Short exercise: Transcribe the records that follow in their entirety, omitting any pictures.

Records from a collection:
+++++
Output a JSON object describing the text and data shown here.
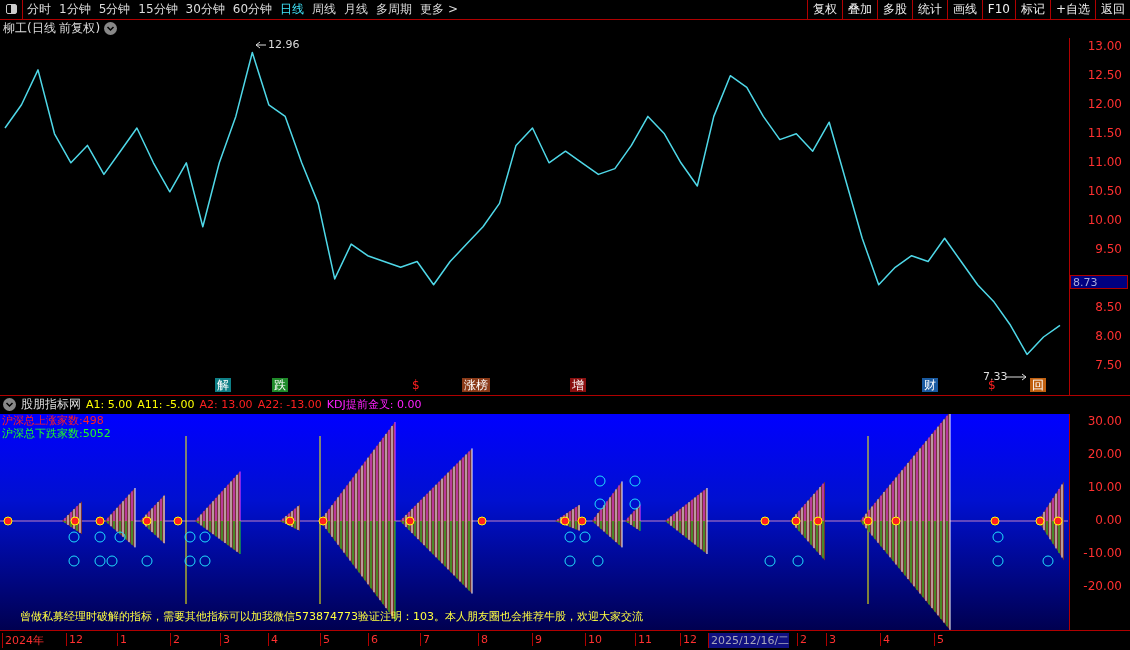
{
  "toolbar": {
    "periods": [
      {
        "label": "分时",
        "selected": false
      },
      {
        "label": "1分钟",
        "selected": false
      },
      {
        "label": "5分钟",
        "selected": false
      },
      {
        "label": "15分钟",
        "selected": false
      },
      {
        "label": "30分钟",
        "selected": false
      },
      {
        "label": "60分钟",
        "selected": false
      },
      {
        "label": "日线",
        "selected": true
      },
      {
        "label": "周线",
        "selected": false
      },
      {
        "label": "月线",
        "selected": false
      },
      {
        "label": "多周期",
        "selected": false
      },
      {
        "label": "更多 >",
        "selected": false
      }
    ],
    "buttons": [
      "复权",
      "叠加",
      "多股",
      "统计",
      "画线",
      "F10",
      "标记",
      "+自选",
      "返回"
    ]
  },
  "price_panel": {
    "title": "柳工(日线 前复权)",
    "current_price": "8.73",
    "high_label": "12.96",
    "low_label": "7.33",
    "markers": [
      {
        "text": "解",
        "kind": "tag",
        "color": "#0e7f86"
      },
      {
        "text": "跌",
        "kind": "tag",
        "color": "#1f8a2a"
      },
      {
        "text": "$",
        "kind": "symbol",
        "color": "#ff2020"
      },
      {
        "text": "涨榜",
        "kind": "tag",
        "color": "#8a3a18"
      },
      {
        "text": "增",
        "kind": "tag",
        "color": "#8a1010"
      },
      {
        "text": "财",
        "kind": "tag",
        "color": "#1a5aa0"
      },
      {
        "text": "$",
        "kind": "symbol",
        "color": "#ff2020"
      },
      {
        "text": "回",
        "kind": "tag",
        "color": "#c06010"
      }
    ],
    "chart_data": {
      "type": "line",
      "ylim": [
        7.0,
        13.15
      ],
      "yticks": [
        {
          "value": 13,
          "label": "13.00"
        },
        {
          "value": 12.5,
          "label": "12.50"
        },
        {
          "value": 12,
          "label": "12.00"
        },
        {
          "value": 11.5,
          "label": "11.50"
        },
        {
          "value": 11,
          "label": "11.00"
        },
        {
          "value": 10.5,
          "label": "10.50"
        },
        {
          "value": 10,
          "label": "10.00"
        },
        {
          "value": 9.5,
          "label": "9.50"
        },
        {
          "value": 8.5,
          "label": "8.50"
        },
        {
          "value": 8,
          "label": "8.00"
        },
        {
          "value": 7.5,
          "label": "7.50"
        }
      ],
      "series": [
        {
          "color": "#4fd8e8",
          "values": [
            11.6,
            12.0,
            12.6,
            11.5,
            11.0,
            11.3,
            10.8,
            11.2,
            11.6,
            11.0,
            10.5,
            11.0,
            9.9,
            11.0,
            11.8,
            12.9,
            12.0,
            11.8,
            11.0,
            10.3,
            9.0,
            9.6,
            9.4,
            9.3,
            9.2,
            9.3,
            8.9,
            9.3,
            9.6,
            9.9,
            10.3,
            11.3,
            11.6,
            11.0,
            11.2,
            11.0,
            10.8,
            10.9,
            11.3,
            11.8,
            11.5,
            11.0,
            10.6,
            11.8,
            12.5,
            12.3,
            11.8,
            11.4,
            11.5,
            11.2,
            11.7,
            10.7,
            9.7,
            8.9,
            9.2,
            9.4,
            9.3,
            9.7,
            9.3,
            8.9,
            8.6,
            8.2,
            7.7,
            8.0,
            8.2
          ]
        }
      ]
    }
  },
  "indicator_panel": {
    "title": "股朋指标网",
    "params": [
      {
        "text": "A1: 5.00",
        "color": "#ffff00"
      },
      {
        "text": "A11: -5.00",
        "color": "#ffff00"
      },
      {
        "text": "A2: 13.00",
        "color": "#ff2020"
      },
      {
        "text": "A22: -13.00",
        "color": "#ff2020"
      },
      {
        "text": "KDJ提前金叉: 0.00",
        "color": "#ff20ff"
      }
    ],
    "stats": [
      {
        "text": "沪深总上涨家数:498",
        "color": "#ff2020"
      },
      {
        "text": "沪深总下跌家数:5052",
        "color": "#20ff20"
      }
    ],
    "axis": [
      "30.00",
      "20.00",
      "10.00",
      "0.00",
      "-10.00",
      "-20.00"
    ],
    "note": "曾做私募经理时破解的指标，需要其他指标可以加我微信573874773验证注明：103。本人朋友圈也会推荐牛股，欢迎大家交流"
  },
  "date_axis": [
    {
      "label": "2024年",
      "selected": false
    },
    {
      "label": "12",
      "selected": false
    },
    {
      "label": "1",
      "selected": false
    },
    {
      "label": "2",
      "selected": false
    },
    {
      "label": "3",
      "selected": false
    },
    {
      "label": "4",
      "selected": false
    },
    {
      "label": "5",
      "selected": false
    },
    {
      "label": "6",
      "selected": false
    },
    {
      "label": "7",
      "selected": false
    },
    {
      "label": "8",
      "selected": false
    },
    {
      "label": "9",
      "selected": false
    },
    {
      "label": "10",
      "selected": false
    },
    {
      "label": "11",
      "selected": false
    },
    {
      "label": "12",
      "selected": false
    },
    {
      "label": "2025/12/16/二",
      "selected": true
    },
    {
      "label": "2",
      "selected": false
    },
    {
      "label": "3",
      "selected": false
    },
    {
      "label": "4",
      "selected": false
    },
    {
      "label": "5",
      "selected": false
    }
  ]
}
+++++
Exercise output:
Output a JSON object describing the text and data shown here.
{
  "toolbar": {
    "periods": [
      {
        "label": "分时",
        "selected": false
      },
      {
        "label": "1分钟",
        "selected": false
      },
      {
        "label": "5分钟",
        "selected": false
      },
      {
        "label": "15分钟",
        "selected": false
      },
      {
        "label": "30分钟",
        "selected": false
      },
      {
        "label": "60分钟",
        "selected": false
      },
      {
        "label": "日线",
        "selected": true
      },
      {
        "label": "周线",
        "selected": false
      },
      {
        "label": "月线",
        "selected": false
      },
      {
        "label": "多周期",
        "selected": false
      },
      {
        "label": "更多 >",
        "selected": false
      }
    ],
    "buttons": [
      "复权",
      "叠加",
      "多股",
      "统计",
      "画线",
      "F10",
      "标记",
      "+自选",
      "返回"
    ]
  },
  "price_panel": {
    "title": "柳工(日线 前复权)",
    "current_price": "8.73",
    "high_label": "12.96",
    "low_label": "7.33",
    "markers": [
      {
        "text": "解",
        "kind": "tag",
        "color": "#0e7f86"
      },
      {
        "text": "跌",
        "kind": "tag",
        "color": "#1f8a2a"
      },
      {
        "text": "$",
        "kind": "symbol",
        "color": "#ff2020"
      },
      {
        "text": "涨榜",
        "kind": "tag",
        "color": "#8a3a18"
      },
      {
        "text": "增",
        "kind": "tag",
        "color": "#8a1010"
      },
      {
        "text": "财",
        "kind": "tag",
        "color": "#1a5aa0"
      },
      {
        "text": "$",
        "kind": "symbol",
        "color": "#ff2020"
      },
      {
        "text": "回",
        "kind": "tag",
        "color": "#c06010"
      }
    ],
    "chart_data": {
      "type": "line",
      "ylim": [
        7.0,
        13.15
      ],
      "yticks": [
        {
          "value": 13,
          "label": "13.00"
        },
        {
          "value": 12.5,
          "label": "12.50"
        },
        {
          "value": 12,
          "label": "12.00"
        },
        {
          "value": 11.5,
          "label": "11.50"
        },
        {
          "value": 11,
          "label": "11.00"
        },
        {
          "value": 10.5,
          "label": "10.50"
        },
        {
          "value": 10,
          "label": "10.00"
        },
        {
          "value": 9.5,
          "label": "9.50"
        },
        {
          "value": 8.5,
          "label": "8.50"
        },
        {
          "value": 8,
          "label": "8.00"
        },
        {
          "value": 7.5,
          "label": "7.50"
        }
      ],
      "series": [
        {
          "color": "#4fd8e8",
          "values": [
            11.6,
            12.0,
            12.6,
            11.5,
            11.0,
            11.3,
            10.8,
            11.2,
            11.6,
            11.0,
            10.5,
            11.0,
            9.9,
            11.0,
            11.8,
            12.9,
            12.0,
            11.8,
            11.0,
            10.3,
            9.0,
            9.6,
            9.4,
            9.3,
            9.2,
            9.3,
            8.9,
            9.3,
            9.6,
            9.9,
            10.3,
            11.3,
            11.6,
            11.0,
            11.2,
            11.0,
            10.8,
            10.9,
            11.3,
            11.8,
            11.5,
            11.0,
            10.6,
            11.8,
            12.5,
            12.3,
            11.8,
            11.4,
            11.5,
            11.2,
            11.7,
            10.7,
            9.7,
            8.9,
            9.2,
            9.4,
            9.3,
            9.7,
            9.3,
            8.9,
            8.6,
            8.2,
            7.7,
            8.0,
            8.2
          ]
        }
      ]
    }
  },
  "indicator_panel": {
    "title": "股朋指标网",
    "params": [
      {
        "text": "A1: 5.00",
        "color": "#ffff00"
      },
      {
        "text": "A11: -5.00",
        "color": "#ffff00"
      },
      {
        "text": "A2: 13.00",
        "color": "#ff2020"
      },
      {
        "text": "A22: -13.00",
        "color": "#ff2020"
      },
      {
        "text": "KDJ提前金叉: 0.00",
        "color": "#ff20ff"
      }
    ],
    "stats": [
      {
        "text": "沪深总上涨家数:498",
        "color": "#ff2020"
      },
      {
        "text": "沪深总下跌家数:5052",
        "color": "#20ff20"
      }
    ],
    "axis": [
      "30.00",
      "20.00",
      "10.00",
      "0.00",
      "-10.00",
      "-20.00"
    ],
    "note": "曾做私募经理时破解的指标，需要其他指标可以加我微信573874773验证注明：103。本人朋友圈也会推荐牛股，欢迎大家交流"
  },
  "date_axis": [
    {
      "label": "2024年",
      "selected": false
    },
    {
      "label": "12",
      "selected": false
    },
    {
      "label": "1",
      "selected": false
    },
    {
      "label": "2",
      "selected": false
    },
    {
      "label": "3",
      "selected": false
    },
    {
      "label": "4",
      "selected": false
    },
    {
      "label": "5",
      "selected": false
    },
    {
      "label": "6",
      "selected": false
    },
    {
      "label": "7",
      "selected": false
    },
    {
      "label": "8",
      "selected": false
    },
    {
      "label": "9",
      "selected": false
    },
    {
      "label": "10",
      "selected": false
    },
    {
      "label": "11",
      "selected": false
    },
    {
      "label": "12",
      "selected": false
    },
    {
      "label": "2025/12/16/二",
      "selected": true
    },
    {
      "label": "2",
      "selected": false
    },
    {
      "label": "3",
      "selected": false
    },
    {
      "label": "4",
      "selected": false
    },
    {
      "label": "5",
      "selected": false
    }
  ]
}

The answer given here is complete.